[Data entries]
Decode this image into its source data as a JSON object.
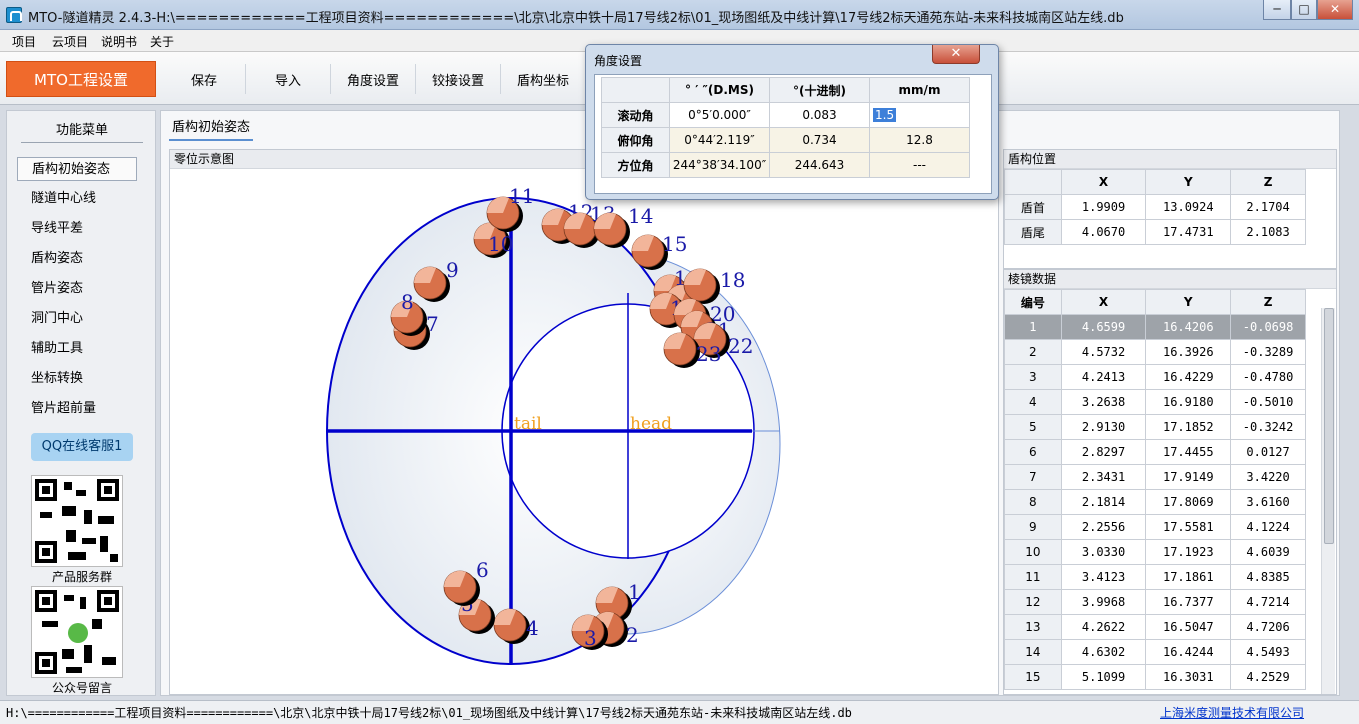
{
  "window": {
    "title": "MTO-隧道精灵 2.4.3-H:\\============工程项目资料============\\北京\\北京中铁十局17号线2标\\01_现场图纸及中线计算\\17号线2标天通苑东站-未来科技城南区站左线.db",
    "min_label": "─",
    "max_label": "□",
    "close_label": "✕"
  },
  "menu": {
    "items": [
      "项目",
      "云项目",
      "说明书",
      "关于"
    ]
  },
  "toolbar": {
    "primary": "MTO工程设置",
    "buttons": [
      "保存",
      "导入",
      "角度设置",
      "铰接设置",
      "盾构坐标"
    ]
  },
  "sidebar": {
    "title": "功能菜单",
    "items": [
      "盾构初始姿态",
      "隧道中心线",
      "导线平差",
      "盾构姿态",
      "管片姿态",
      "洞门中心",
      "辅助工具",
      "坐标转换",
      "管片超前量"
    ],
    "active_index": 0,
    "qq_label": "QQ在线客服1",
    "qr1_label": "产品服务群",
    "qr2_label": "公众号留言"
  },
  "main": {
    "tab": "盾构初始姿态",
    "diagram_caption": "零位示意图",
    "label_tail": "tail",
    "label_head": "head"
  },
  "diagram_points": [
    {
      "n": "1"
    },
    {
      "n": "2"
    },
    {
      "n": "3"
    },
    {
      "n": "4"
    },
    {
      "n": "5"
    },
    {
      "n": "6"
    },
    {
      "n": "7"
    },
    {
      "n": "8"
    },
    {
      "n": "9"
    },
    {
      "n": "10"
    },
    {
      "n": "11"
    },
    {
      "n": "12"
    },
    {
      "n": "13"
    },
    {
      "n": "14"
    },
    {
      "n": "15"
    },
    {
      "n": "16"
    },
    {
      "n": "17"
    },
    {
      "n": "18"
    },
    {
      "n": "19"
    },
    {
      "n": "20"
    },
    {
      "n": "21"
    },
    {
      "n": "22"
    },
    {
      "n": "23"
    }
  ],
  "shield_position": {
    "caption": "盾构位置",
    "headers": [
      "",
      "X",
      "Y",
      "Z"
    ],
    "rows": [
      [
        "盾首",
        "1.9909",
        "13.0924",
        "2.1704"
      ],
      [
        "盾尾",
        "4.0670",
        "17.4731",
        "2.1083"
      ]
    ]
  },
  "prism_data": {
    "caption": "棱镜数据",
    "headers": [
      "编号",
      "X",
      "Y",
      "Z"
    ],
    "selected_index": 0,
    "rows": [
      [
        "1",
        "4.6599",
        "16.4206",
        "-0.0698"
      ],
      [
        "2",
        "4.5732",
        "16.3926",
        "-0.3289"
      ],
      [
        "3",
        "4.2413",
        "16.4229",
        "-0.4780"
      ],
      [
        "4",
        "3.2638",
        "16.9180",
        "-0.5010"
      ],
      [
        "5",
        "2.9130",
        "17.1852",
        "-0.3242"
      ],
      [
        "6",
        "2.8297",
        "17.4455",
        "0.0127"
      ],
      [
        "7",
        "2.3431",
        "17.9149",
        "3.4220"
      ],
      [
        "8",
        "2.1814",
        "17.8069",
        "3.6160"
      ],
      [
        "9",
        "2.2556",
        "17.5581",
        "4.1224"
      ],
      [
        "10",
        "3.0330",
        "17.1923",
        "4.6039"
      ],
      [
        "11",
        "3.4123",
        "17.1861",
        "4.8385"
      ],
      [
        "12",
        "3.9968",
        "16.7377",
        "4.7214"
      ],
      [
        "13",
        "4.2622",
        "16.5047",
        "4.7206"
      ],
      [
        "14",
        "4.6302",
        "16.4244",
        "4.5493"
      ],
      [
        "15",
        "5.1099",
        "16.3031",
        "4.2529"
      ]
    ]
  },
  "angle_dialog": {
    "title": "角度设置",
    "close_label": "✕",
    "headers": [
      "",
      "° ′ ″(D.MS)",
      "°(十进制)",
      "mm/m"
    ],
    "rows": [
      [
        "滚动角",
        "0°5′0.000″",
        "0.083",
        "1.5"
      ],
      [
        "俯仰角",
        "0°44′2.119″",
        "0.734",
        "12.8"
      ],
      [
        "方位角",
        "244°38′34.100″",
        "244.643",
        "---"
      ]
    ]
  },
  "status": {
    "path": "H:\\============工程项目资料============\\北京\\北京中铁十局17号线2标\\01_现场图纸及中线计算\\17号线2标天通苑东站-未来科技城南区站左线.db",
    "company": "上海米度测量技术有限公司"
  }
}
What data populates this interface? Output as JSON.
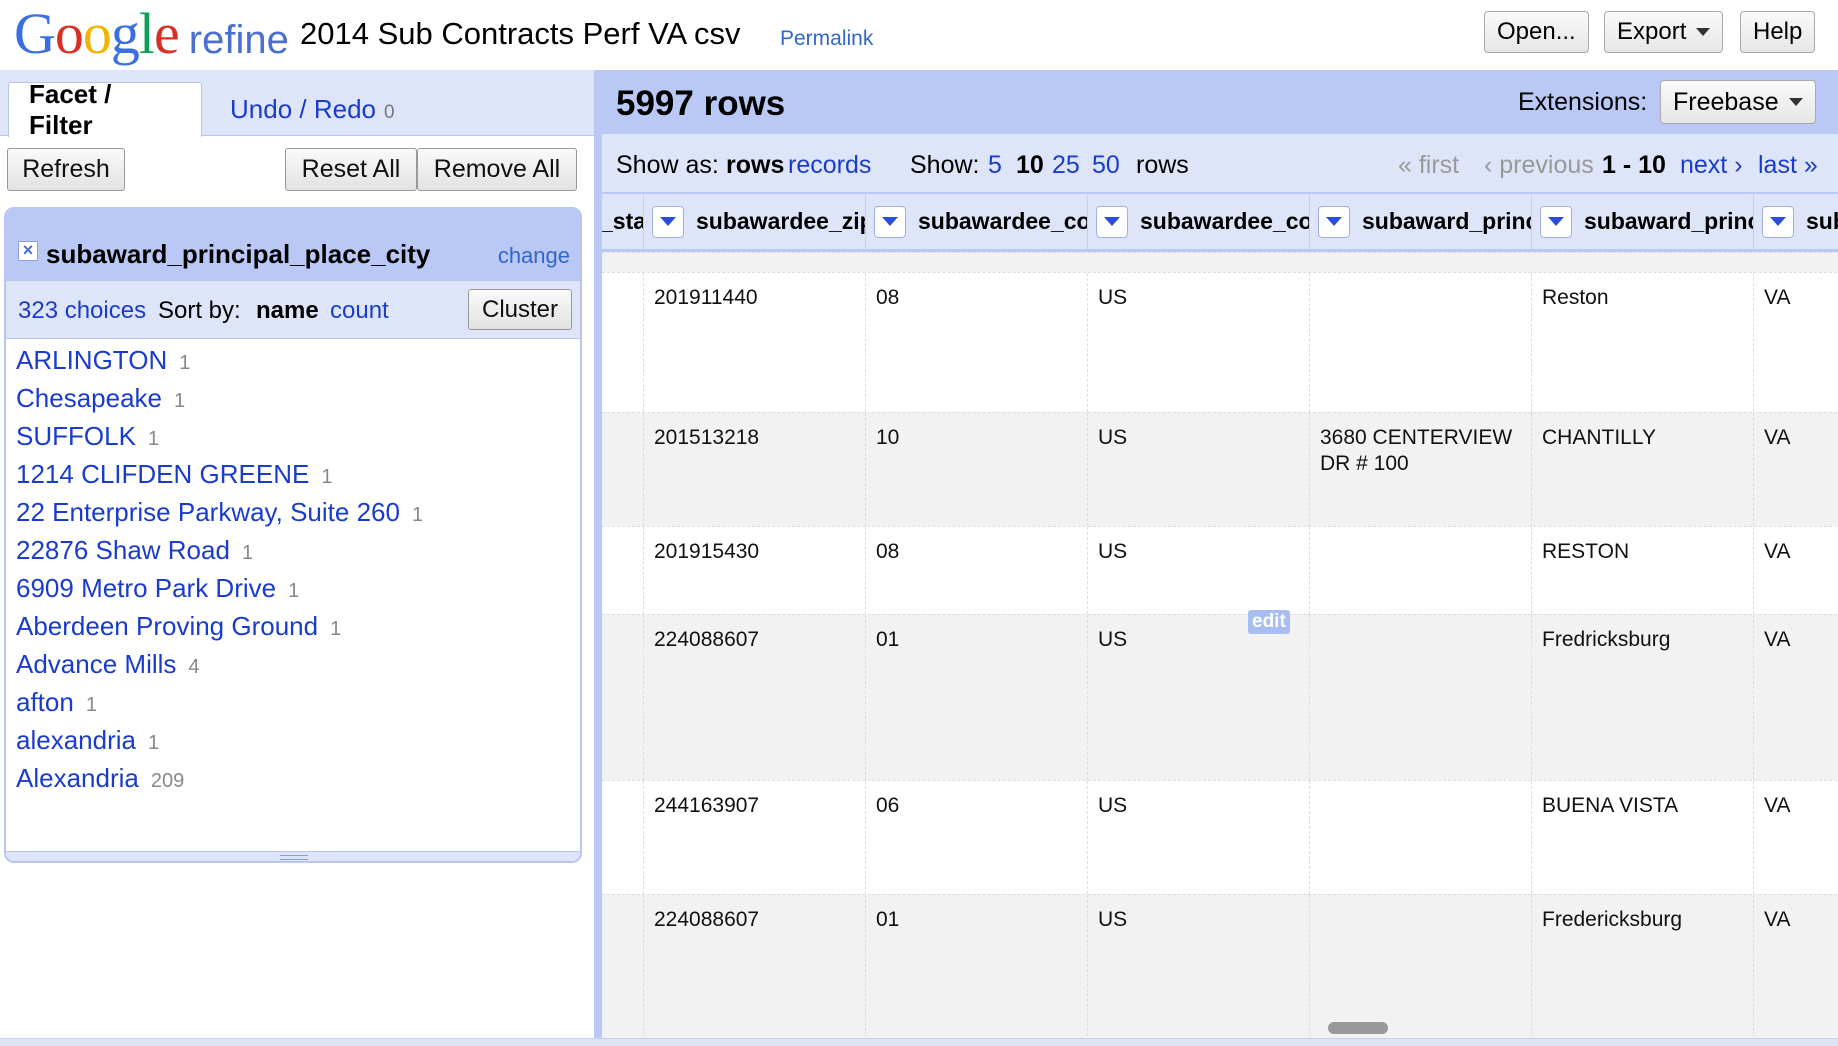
{
  "header": {
    "logo_google": "Google",
    "logo_refine": "refine",
    "project_title": "2014 Sub Contracts Perf VA csv",
    "permalink": "Permalink",
    "buttons": {
      "open": "Open...",
      "export": "Export",
      "help": "Help"
    }
  },
  "left_panel": {
    "tabs": {
      "facet_filter": "Facet / Filter",
      "undo_redo": "Undo / Redo",
      "undo_count": "0"
    },
    "buttons": {
      "refresh": "Refresh",
      "reset_all": "Reset All",
      "remove_all": "Remove All"
    },
    "facet": {
      "title": "subaward_principal_place_city",
      "change": "change",
      "choices_count": "323 choices",
      "sort_by": "Sort by:",
      "sort_name": "name",
      "sort_count": "count",
      "cluster": "Cluster",
      "items": [
        {
          "label": "ARLINGTON",
          "count": "1"
        },
        {
          "label": "Chesapeake",
          "count": "1"
        },
        {
          "label": "SUFFOLK",
          "count": "1"
        },
        {
          "label": "1214 CLIFDEN GREENE",
          "count": "1"
        },
        {
          "label": "22 Enterprise Parkway, Suite 260",
          "count": "1"
        },
        {
          "label": "22876 Shaw Road",
          "count": "1"
        },
        {
          "label": "6909 Metro Park Drive",
          "count": "1"
        },
        {
          "label": "Aberdeen Proving Ground",
          "count": "1"
        },
        {
          "label": "Advance Mills",
          "count": "4"
        },
        {
          "label": "afton",
          "count": "1"
        },
        {
          "label": "alexandria",
          "count": "1"
        },
        {
          "label": "Alexandria",
          "count": "209"
        }
      ]
    }
  },
  "right_panel": {
    "row_count": "5997 rows",
    "extensions_label": "Extensions:",
    "extensions_value": "Freebase",
    "view": {
      "show_as": "Show as:",
      "rows": "rows",
      "records": "records",
      "show": "Show:",
      "sizes": [
        "5",
        "10",
        "25",
        "50"
      ],
      "rows_suffix": "rows",
      "first": "« first",
      "previous": "‹ previous",
      "range": "1 - 10",
      "next": "next ›",
      "last": "last »"
    },
    "columns": [
      "_sta",
      "subawardee_zip",
      "subawardee_congressional_district",
      "subawardee_country",
      "subaward_principal_place_street",
      "subaward_principal_place_city",
      "subaward_principal_place_state"
    ],
    "rows": [
      [
        "",
        "201911440",
        "08",
        "US",
        "",
        "Reston",
        "VA"
      ],
      [
        "",
        "201513218",
        "10",
        "US",
        "3680 CENTERVIEW DR # 100",
        "CHANTILLY",
        "VA"
      ],
      [
        "",
        "201915430",
        "08",
        "US",
        "",
        "RESTON",
        "VA"
      ],
      [
        "",
        "224088607",
        "01",
        "US",
        "",
        "Fredricksburg",
        "VA"
      ],
      [
        "",
        "244163907",
        "06",
        "US",
        "",
        "BUENA VISTA",
        "VA"
      ],
      [
        "",
        "224088607",
        "01",
        "US",
        "",
        "Fredericksburg",
        "VA"
      ]
    ],
    "edit_label": "edit"
  }
}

WHAT YOU SHOULD DO -> Copy out all the entries exactly. Images stay out of the copy.

THE OUTPUT ->
Decode this image into its source data as a JSON object.
{
  "window": {
    "title": "MTO-隧道精灵 2.4.3-H:\\============工程项目资料============\\北京\\北京中铁十局17号线2标\\01_现场图纸及中线计算\\17号线2标天通苑东站-未来科技城南区站左线.db",
    "min_label": "─",
    "max_label": "□",
    "close_label": "✕"
  },
  "menu": {
    "items": [
      "项目",
      "云项目",
      "说明书",
      "关于"
    ]
  },
  "toolbar": {
    "primary": "MTO工程设置",
    "buttons": [
      "保存",
      "导入",
      "角度设置",
      "铰接设置",
      "盾构坐标"
    ]
  },
  "sidebar": {
    "title": "功能菜单",
    "items": [
      "盾构初始姿态",
      "隧道中心线",
      "导线平差",
      "盾构姿态",
      "管片姿态",
      "洞门中心",
      "辅助工具",
      "坐标转换",
      "管片超前量"
    ],
    "active_index": 0,
    "qq_label": "QQ在线客服1",
    "qr1_label": "产品服务群",
    "qr2_label": "公众号留言"
  },
  "main": {
    "tab": "盾构初始姿态",
    "diagram_caption": "零位示意图",
    "label_tail": "tail",
    "label_head": "head"
  },
  "diagram_points": [
    {
      "n": "1"
    },
    {
      "n": "2"
    },
    {
      "n": "3"
    },
    {
      "n": "4"
    },
    {
      "n": "5"
    },
    {
      "n": "6"
    },
    {
      "n": "7"
    },
    {
      "n": "8"
    },
    {
      "n": "9"
    },
    {
      "n": "10"
    },
    {
      "n": "11"
    },
    {
      "n": "12"
    },
    {
      "n": "13"
    },
    {
      "n": "14"
    },
    {
      "n": "15"
    },
    {
      "n": "16"
    },
    {
      "n": "17"
    },
    {
      "n": "18"
    },
    {
      "n": "19"
    },
    {
      "n": "20"
    },
    {
      "n": "21"
    },
    {
      "n": "22"
    },
    {
      "n": "23"
    }
  ],
  "shield_position": {
    "caption": "盾构位置",
    "headers": [
      "",
      "X",
      "Y",
      "Z"
    ],
    "rows": [
      [
        "盾首",
        "1.9909",
        "13.0924",
        "2.1704"
      ],
      [
        "盾尾",
        "4.0670",
        "17.4731",
        "2.1083"
      ]
    ]
  },
  "prism_data": {
    "caption": "棱镜数据",
    "headers": [
      "编号",
      "X",
      "Y",
      "Z"
    ],
    "selected_index": 0,
    "rows": [
      [
        "1",
        "4.6599",
        "16.4206",
        "-0.0698"
      ],
      [
        "2",
        "4.5732",
        "16.3926",
        "-0.3289"
      ],
      [
        "3",
        "4.2413",
        "16.4229",
        "-0.4780"
      ],
      [
        "4",
        "3.2638",
        "16.9180",
        "-0.5010"
      ],
      [
        "5",
        "2.9130",
        "17.1852",
        "-0.3242"
      ],
      [
        "6",
        "2.8297",
        "17.4455",
        "0.0127"
      ],
      [
        "7",
        "2.3431",
        "17.9149",
        "3.4220"
      ],
      [
        "8",
        "2.1814",
        "17.8069",
        "3.6160"
      ],
      [
        "9",
        "2.2556",
        "17.5581",
        "4.1224"
      ],
      [
        "10",
        "3.0330",
        "17.1923",
        "4.6039"
      ],
      [
        "11",
        "3.4123",
        "17.1861",
        "4.8385"
      ],
      [
        "12",
        "3.9968",
        "16.7377",
        "4.7214"
      ],
      [
        "13",
        "4.2622",
        "16.5047",
        "4.7206"
      ],
      [
        "14",
        "4.6302",
        "16.4244",
        "4.5493"
      ],
      [
        "15",
        "5.1099",
        "16.3031",
        "4.2529"
      ]
    ]
  },
  "angle_dialog": {
    "title": "角度设置",
    "close_label": "✕",
    "headers": [
      "",
      "° ′ ″(D.MS)",
      "°(十进制)",
      "mm/m"
    ],
    "rows": [
      [
        "滚动角",
        "0°5′0.000″",
        "0.083",
        "1.5"
      ],
      [
        "俯仰角",
        "0°44′2.119″",
        "0.734",
        "12.8"
      ],
      [
        "方位角",
        "244°38′34.100″",
        "244.643",
        "---"
      ]
    ]
  },
  "status": {
    "path": "H:\\============工程项目资料============\\北京\\北京中铁十局17号线2标\\01_现场图纸及中线计算\\17号线2标天通苑东站-未来科技城南区站左线.db",
    "company": "上海米度测量技术有限公司"
  }
}
What data populates this interface? Output as JSON.
{
  "header": {
    "logo_google": "Google",
    "logo_refine": "refine",
    "project_title": "2014 Sub Contracts Perf VA csv",
    "permalink": "Permalink",
    "buttons": {
      "open": "Open...",
      "export": "Export",
      "help": "Help"
    }
  },
  "left_panel": {
    "tabs": {
      "facet_filter": "Facet / Filter",
      "undo_redo": "Undo / Redo",
      "undo_count": "0"
    },
    "buttons": {
      "refresh": "Refresh",
      "reset_all": "Reset All",
      "remove_all": "Remove All"
    },
    "facet": {
      "title": "subaward_principal_place_city",
      "change": "change",
      "choices_count": "323 choices",
      "sort_by": "Sort by:",
      "sort_name": "name",
      "sort_count": "count",
      "cluster": "Cluster",
      "items": [
        {
          "label": "ARLINGTON",
          "count": "1"
        },
        {
          "label": "Chesapeake",
          "count": "1"
        },
        {
          "label": "SUFFOLK",
          "count": "1"
        },
        {
          "label": "1214 CLIFDEN GREENE",
          "count": "1"
        },
        {
          "label": "22 Enterprise Parkway, Suite 260",
          "count": "1"
        },
        {
          "label": "22876 Shaw Road",
          "count": "1"
        },
        {
          "label": "6909 Metro Park Drive",
          "count": "1"
        },
        {
          "label": "Aberdeen Proving Ground",
          "count": "1"
        },
        {
          "label": "Advance Mills",
          "count": "4"
        },
        {
          "label": "afton",
          "count": "1"
        },
        {
          "label": "alexandria",
          "count": "1"
        },
        {
          "label": "Alexandria",
          "count": "209"
        }
      ]
    }
  },
  "right_panel": {
    "row_count": "5997 rows",
    "extensions_label": "Extensions:",
    "extensions_value": "Freebase",
    "view": {
      "show_as": "Show as:",
      "rows": "rows",
      "records": "records",
      "show": "Show:",
      "sizes": [
        "5",
        "10",
        "25",
        "50"
      ],
      "rows_suffix": "rows",
      "first": "« first",
      "previous": "‹ previous",
      "range": "1 - 10",
      "next": "next ›",
      "last": "last »"
    },
    "columns": [
      "_sta",
      "subawardee_zip",
      "subawardee_congressional_district",
      "subawardee_country",
      "subaward_principal_place_street",
      "subaward_principal_place_city",
      "subaward_principal_place_state"
    ],
    "rows": [
      [
        "",
        "201911440",
        "08",
        "US",
        "",
        "Reston",
        "VA"
      ],
      [
        "",
        "201513218",
        "10",
        "US",
        "3680 CENTERVIEW DR # 100",
        "CHANTILLY",
        "VA"
      ],
      [
        "",
        "201915430",
        "08",
        "US",
        "",
        "RESTON",
        "VA"
      ],
      [
        "",
        "224088607",
        "01",
        "US",
        "",
        "Fredricksburg",
        "VA"
      ],
      [
        "",
        "244163907",
        "06",
        "US",
        "",
        "BUENA VISTA",
        "VA"
      ],
      [
        "",
        "224088607",
        "01",
        "US",
        "",
        "Fredericksburg",
        "VA"
      ]
    ],
    "edit_label": "edit"
  }
}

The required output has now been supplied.